### Record excerpts

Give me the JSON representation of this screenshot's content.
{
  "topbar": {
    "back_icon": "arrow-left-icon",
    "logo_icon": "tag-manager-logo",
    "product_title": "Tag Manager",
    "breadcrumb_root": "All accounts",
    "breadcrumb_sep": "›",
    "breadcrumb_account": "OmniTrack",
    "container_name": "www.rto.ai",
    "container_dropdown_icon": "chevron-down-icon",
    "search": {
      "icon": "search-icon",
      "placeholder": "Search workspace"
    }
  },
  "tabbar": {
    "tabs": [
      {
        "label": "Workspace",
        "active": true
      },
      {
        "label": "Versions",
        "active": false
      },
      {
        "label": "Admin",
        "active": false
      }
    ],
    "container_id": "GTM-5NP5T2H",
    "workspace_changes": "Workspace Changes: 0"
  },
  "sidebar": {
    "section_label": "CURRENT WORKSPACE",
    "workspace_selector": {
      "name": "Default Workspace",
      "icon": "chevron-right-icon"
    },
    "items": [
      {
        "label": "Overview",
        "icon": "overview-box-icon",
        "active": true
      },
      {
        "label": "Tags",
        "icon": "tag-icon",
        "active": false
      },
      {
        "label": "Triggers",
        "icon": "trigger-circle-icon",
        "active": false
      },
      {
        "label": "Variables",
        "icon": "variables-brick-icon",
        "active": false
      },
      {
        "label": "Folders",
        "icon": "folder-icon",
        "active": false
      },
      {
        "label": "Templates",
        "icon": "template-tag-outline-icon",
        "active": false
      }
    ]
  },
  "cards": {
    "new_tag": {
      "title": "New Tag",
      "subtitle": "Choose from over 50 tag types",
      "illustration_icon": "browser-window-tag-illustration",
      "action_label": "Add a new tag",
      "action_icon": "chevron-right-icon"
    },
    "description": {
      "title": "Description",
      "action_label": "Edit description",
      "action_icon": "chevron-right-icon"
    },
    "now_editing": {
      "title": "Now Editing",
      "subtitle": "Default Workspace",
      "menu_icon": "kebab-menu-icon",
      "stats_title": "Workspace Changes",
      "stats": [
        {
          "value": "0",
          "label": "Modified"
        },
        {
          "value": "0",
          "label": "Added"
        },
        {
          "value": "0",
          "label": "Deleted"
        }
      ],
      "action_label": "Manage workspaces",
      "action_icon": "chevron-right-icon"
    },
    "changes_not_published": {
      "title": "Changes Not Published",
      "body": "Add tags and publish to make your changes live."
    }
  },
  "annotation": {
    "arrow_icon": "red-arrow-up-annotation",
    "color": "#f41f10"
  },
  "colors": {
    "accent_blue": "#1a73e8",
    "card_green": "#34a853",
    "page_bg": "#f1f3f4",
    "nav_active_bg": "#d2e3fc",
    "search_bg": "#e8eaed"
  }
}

### Short problem
Every entry should be printed again exactly as written.

### Task response
Give me the JSON representation of this screenshot's content.
{
  "topbar": {
    "back_icon": "arrow-left-icon",
    "logo_icon": "tag-manager-logo",
    "product_title": "Tag Manager",
    "breadcrumb_root": "All accounts",
    "breadcrumb_sep": "›",
    "breadcrumb_account": "OmniTrack",
    "container_name": "www.rto.ai",
    "container_dropdown_icon": "chevron-down-icon",
    "search": {
      "icon": "search-icon",
      "placeholder": "Search workspace"
    }
  },
  "tabbar": {
    "tabs": [
      {
        "label": "Workspace",
        "active": true
      },
      {
        "label": "Versions",
        "active": false
      },
      {
        "label": "Admin",
        "active": false
      }
    ],
    "container_id": "GTM-5NP5T2H",
    "workspace_changes": "Workspace Changes: 0"
  },
  "sidebar": {
    "section_label": "CURRENT WORKSPACE",
    "workspace_selector": {
      "name": "Default Workspace",
      "icon": "chevron-right-icon"
    },
    "items": [
      {
        "label": "Overview",
        "icon": "overview-box-icon",
        "active": true
      },
      {
        "label": "Tags",
        "icon": "tag-icon",
        "active": false
      },
      {
        "label": "Triggers",
        "icon": "trigger-circle-icon",
        "active": false
      },
      {
        "label": "Variables",
        "icon": "variables-brick-icon",
        "active": false
      },
      {
        "label": "Folders",
        "icon": "folder-icon",
        "active": false
      },
      {
        "label": "Templates",
        "icon": "template-tag-outline-icon",
        "active": false
      }
    ]
  },
  "cards": {
    "new_tag": {
      "title": "New Tag",
      "subtitle": "Choose from over 50 tag types",
      "illustration_icon": "browser-window-tag-illustration",
      "action_label": "Add a new tag",
      "action_icon": "chevron-right-icon"
    },
    "description": {
      "title": "Description",
      "action_label": "Edit description",
      "action_icon": "chevron-right-icon"
    },
    "now_editing": {
      "title": "Now Editing",
      "subtitle": "Default Workspace",
      "menu_icon": "kebab-menu-icon",
      "stats_title": "Workspace Changes",
      "stats": [
        {
          "value": "0",
          "label": "Modified"
        },
        {
          "value": "0",
          "label": "Added"
        },
        {
          "value": "0",
          "label": "Deleted"
        }
      ],
      "action_label": "Manage workspaces",
      "action_icon": "chevron-right-icon"
    },
    "changes_not_published": {
      "title": "Changes Not Published",
      "body": "Add tags and publish to make your changes live."
    }
  },
  "annotation": {
    "arrow_icon": "red-arrow-up-annotation",
    "color": "#f41f10"
  },
  "colors": {
    "accent_blue": "#1a73e8",
    "card_green": "#34a853",
    "page_bg": "#f1f3f4",
    "nav_active_bg": "#d2e3fc",
    "search_bg": "#e8eaed"
  }
}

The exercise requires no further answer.